*Work instruction*. Whatever appears in the records, write it out again exactly.

+++ Input +++

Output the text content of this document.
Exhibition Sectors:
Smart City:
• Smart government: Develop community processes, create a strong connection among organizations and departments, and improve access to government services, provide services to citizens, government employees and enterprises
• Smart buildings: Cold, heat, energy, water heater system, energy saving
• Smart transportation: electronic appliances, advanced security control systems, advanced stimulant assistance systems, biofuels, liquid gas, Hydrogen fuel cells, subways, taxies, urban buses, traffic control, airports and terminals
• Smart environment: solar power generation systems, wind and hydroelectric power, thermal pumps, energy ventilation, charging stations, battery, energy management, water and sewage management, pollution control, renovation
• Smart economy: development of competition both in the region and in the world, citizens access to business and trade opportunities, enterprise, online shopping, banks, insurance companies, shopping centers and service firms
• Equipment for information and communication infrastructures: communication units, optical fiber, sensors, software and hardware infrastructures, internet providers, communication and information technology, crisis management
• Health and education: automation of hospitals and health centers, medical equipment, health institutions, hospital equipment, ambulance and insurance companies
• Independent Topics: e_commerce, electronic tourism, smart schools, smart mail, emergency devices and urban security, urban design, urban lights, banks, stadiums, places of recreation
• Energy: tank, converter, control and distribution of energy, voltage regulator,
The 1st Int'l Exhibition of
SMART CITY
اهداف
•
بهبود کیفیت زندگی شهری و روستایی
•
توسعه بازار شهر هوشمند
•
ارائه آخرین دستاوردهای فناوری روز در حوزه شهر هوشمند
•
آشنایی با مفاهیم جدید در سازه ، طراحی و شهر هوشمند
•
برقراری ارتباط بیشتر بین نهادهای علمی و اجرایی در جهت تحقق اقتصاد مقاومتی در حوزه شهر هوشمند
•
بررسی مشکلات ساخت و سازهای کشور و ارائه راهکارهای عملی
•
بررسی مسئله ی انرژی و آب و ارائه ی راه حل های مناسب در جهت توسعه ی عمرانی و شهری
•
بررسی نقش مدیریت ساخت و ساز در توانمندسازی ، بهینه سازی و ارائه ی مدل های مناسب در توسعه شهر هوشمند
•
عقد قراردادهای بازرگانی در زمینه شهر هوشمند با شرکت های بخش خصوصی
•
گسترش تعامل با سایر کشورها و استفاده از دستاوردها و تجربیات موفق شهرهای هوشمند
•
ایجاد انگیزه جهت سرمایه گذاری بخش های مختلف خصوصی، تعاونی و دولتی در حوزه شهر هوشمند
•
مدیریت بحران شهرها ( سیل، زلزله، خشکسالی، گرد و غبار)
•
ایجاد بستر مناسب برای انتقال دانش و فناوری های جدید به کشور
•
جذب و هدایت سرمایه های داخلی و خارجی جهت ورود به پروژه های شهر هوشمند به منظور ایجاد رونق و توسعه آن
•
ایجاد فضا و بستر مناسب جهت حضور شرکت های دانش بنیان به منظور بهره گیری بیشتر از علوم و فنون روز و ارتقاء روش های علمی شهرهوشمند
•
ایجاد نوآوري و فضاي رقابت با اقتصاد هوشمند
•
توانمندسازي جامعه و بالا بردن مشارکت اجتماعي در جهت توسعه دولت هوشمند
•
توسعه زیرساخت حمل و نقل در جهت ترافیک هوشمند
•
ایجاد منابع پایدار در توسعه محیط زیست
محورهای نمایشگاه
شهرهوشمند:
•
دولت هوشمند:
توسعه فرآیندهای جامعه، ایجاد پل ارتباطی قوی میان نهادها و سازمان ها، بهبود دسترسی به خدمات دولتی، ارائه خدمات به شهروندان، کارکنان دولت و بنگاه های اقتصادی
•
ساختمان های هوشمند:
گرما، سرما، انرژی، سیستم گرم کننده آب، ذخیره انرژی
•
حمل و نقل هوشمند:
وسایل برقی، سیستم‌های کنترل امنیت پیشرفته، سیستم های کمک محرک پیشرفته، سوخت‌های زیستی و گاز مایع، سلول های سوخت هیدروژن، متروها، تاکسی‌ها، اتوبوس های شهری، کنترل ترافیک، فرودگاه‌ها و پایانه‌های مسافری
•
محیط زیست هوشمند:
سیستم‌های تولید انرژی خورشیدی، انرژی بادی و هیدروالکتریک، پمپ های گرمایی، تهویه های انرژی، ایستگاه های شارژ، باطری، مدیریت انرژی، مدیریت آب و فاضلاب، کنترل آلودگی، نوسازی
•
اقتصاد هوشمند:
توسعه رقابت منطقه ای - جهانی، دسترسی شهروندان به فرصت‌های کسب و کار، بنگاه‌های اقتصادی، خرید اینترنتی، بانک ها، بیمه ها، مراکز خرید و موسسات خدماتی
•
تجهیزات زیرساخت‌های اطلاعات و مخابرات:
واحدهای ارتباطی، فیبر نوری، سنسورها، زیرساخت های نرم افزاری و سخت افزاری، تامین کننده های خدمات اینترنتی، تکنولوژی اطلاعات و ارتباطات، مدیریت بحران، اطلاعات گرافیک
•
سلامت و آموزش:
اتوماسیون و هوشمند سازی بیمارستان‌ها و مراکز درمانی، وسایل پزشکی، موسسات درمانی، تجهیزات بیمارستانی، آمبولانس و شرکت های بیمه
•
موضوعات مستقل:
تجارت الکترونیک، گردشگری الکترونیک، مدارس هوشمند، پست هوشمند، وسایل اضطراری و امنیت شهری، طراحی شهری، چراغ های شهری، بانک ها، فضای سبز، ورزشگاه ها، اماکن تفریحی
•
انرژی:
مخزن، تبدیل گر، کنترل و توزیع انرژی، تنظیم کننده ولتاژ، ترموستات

+++

*Task solution*.
Output the text content of this document.
Exhibition Sectors:
Smart City:
• Smart government: Develop community processes, create a strong connection among organizations and departments, and improve access to government services, provide services to citizens, government employees and enterprises
• Smart buildings: Cold, heat, energy, water heater system, energy saving
• Smart transportation: electronic appliances, advanced security control systems, advanced stimulant assistance systems, biofuels, liquid gas, Hydrogen fuel cells, subways, taxies, urban buses, traffic control, airports and terminals
• Smart environment: solar power generation systems, wind and hydroelectric power, thermal pumps, energy ventilation, charging stations, battery, energy management, water and sewage management, pollution control, renovation
• Smart economy: development of competition both in the region and in the world, citizens access to business and trade opportunities, enterprise, online shopping, banks, insurance companies, shopping centers and service firms
• Equipment for information and communication infrastructures: communication units, optical fiber, sensors, software and hardware infrastructures, internet providers, communication and information technology, crisis management
• Health and education: automation of hospitals and health centers, medical equipment, health institutions, hospital equipment, ambulance and insurance companies
• Independent Topics: e_commerce, electronic tourism, smart schools, smart mail, emergency devices and urban security, urban design, urban lights, banks, stadiums, places of recreation
• Energy: tank, converter, control and distribution of energy, voltage regulator,
The 1st Int'l Exhibition of
SMART CITY
اهداف
•
بهبود کیفیت زندگی شهری و روستایی
•
توسعه بازار شهر هوشمند
•
ارائه آخرین دستاوردهای فناوری روز در حوزه شهر هوشمند
•
آشنایی با مفاهیم جدید در سازه ، طراحی و شهر هوشمند
•
برقراری ارتباط بیشتر بین نهادهای علمی و اجرایی در جهت تحقق اقتصاد مقاومتی در حوزه شهر هوشمند
•
بررسی مشکلات ساخت و سازهای کشور و ارائه راهکارهای عملی
•
بررسی مسئله ی انرژی و آب و ارائه ی راه حل های مناسب در جهت توسعه ی عمرانی و شهری
•
بررسی نقش مدیریت ساخت و ساز در توانمندسازی ، بهینه سازی و ارائه ی مدل های مناسب در توسعه شهر هوشمند
•
عقد قراردادهای بازرگانی در زمینه شهر هوشمند با شرکت های بخش خصوصی
•
گسترش تعامل با سایر کشورها و استفاده از دستاوردها و تجربیات موفق شهرهای هوشمند
•
ایجاد انگیزه جهت سرمایه گذاری بخش های مختلف خصوصی، تعاونی و دولتی در حوزه شهر هوشمند
•
مدیریت بحران شهرها ( سیل، زلزله، خشکسالی، گرد و غبار)
•
ایجاد بستر مناسب برای انتقال دانش و فناوری های جدید به کشور
•
جذب و هدایت سرمایه های داخلی و خارجی جهت ورود به پروژه های شهر هوشمند به منظور ایجاد رونق و توسعه آن
•
ایجاد فضا و بستر مناسب جهت حضور شرکت های دانش بنیان به منظور بهره گیری بیشتر از علوم و فنون روز و ارتقاء روش های علمی شهرهوشمند
•
ایجاد نوآوري و فضاي رقابت با اقتصاد هوشمند
•
توانمندسازي جامعه و بالا بردن مشارکت اجتماعي در جهت توسعه دولت هوشمند
•
توسعه زیرساخت حمل و نقل در جهت ترافیک هوشمند
•
ایجاد منابع پایدار در توسعه محیط زیست
محورهای نمایشگاه
شهرهوشمند:
•
دولت هوشمند:
توسعه فرآیندهای جامعه، ایجاد پل ارتباطی قوی میان نهادها و سازمان ها، بهبود دسترسی به خدمات دولتی، ارائه خدمات به شهروندان، کارکنان دولت و بنگاه های اقتصادی
•
ساختمان های هوشمند:
گرما، سرما، انرژی، سیستم گرم کننده آب، ذخیره انرژی
•
حمل و نقل هوشمند:
وسایل برقی، سیستم‌های کنترل امنیت پیشرفته، سیستم های کمک محرک پیشرفته، سوخت‌های زیستی و گاز مایع، سلول های سوخت هیدروژن، متروها، تاکسی‌ها، اتوبوس های شهری، کنترل ترافیک، فرودگاه‌ها و پایانه‌های مسافری
•
محیط زیست هوشمند:
سیستم‌های تولید انرژی خورشیدی، انرژی بادی و هیدروالکتریک، پمپ های گرمایی، تهویه های انرژی، ایستگاه های شارژ، باطری، مدیریت انرژی، مدیریت آب و فاضلاب، کنترل آلودگی، نوسازی
•
اقتصاد هوشمند:
توسعه رقابت منطقه ای - جهانی، دسترسی شهروندان به فرصت‌های کسب و کار، بنگاه‌های اقتصادی، خرید اینترنتی، بانک ها، بیمه ها، مراکز خرید و موسسات خدماتی
•
تجهیزات زیرساخت‌های اطلاعات و مخابرات:
واحدهای ارتباطی، فیبر نوری، سنسورها، زیرساخت های نرم افزاری و سخت افزاری، تامین کننده های خدمات اینترنتی، تکنولوژی اطلاعات و ارتباطات، مدیریت بحران، اطلاعات گرافیک
•
سلامت و آموزش:
اتوماسیون و هوشمند سازی بیمارستان‌ها و مراکز درمانی، وسایل پزشکی، موسسات درمانی، تجهیزات بیمارستانی، آمبولانس و شرکت های بیمه
•
موضوعات مستقل:
تجارت الکترونیک، گردشگری الکترونیک، مدارس هوشمند، پست هوشمند، وسایل اضطراری و امنیت شهری، طراحی شهری، چراغ های شهری، بانک ها، فضای سبز، ورزشگاه ها، اماکن تفریحی
•
انرژی:
مخزن، تبدیل گر، کنترل و توزیع انرژی، تنظیم کننده ولتاژ، ترموستات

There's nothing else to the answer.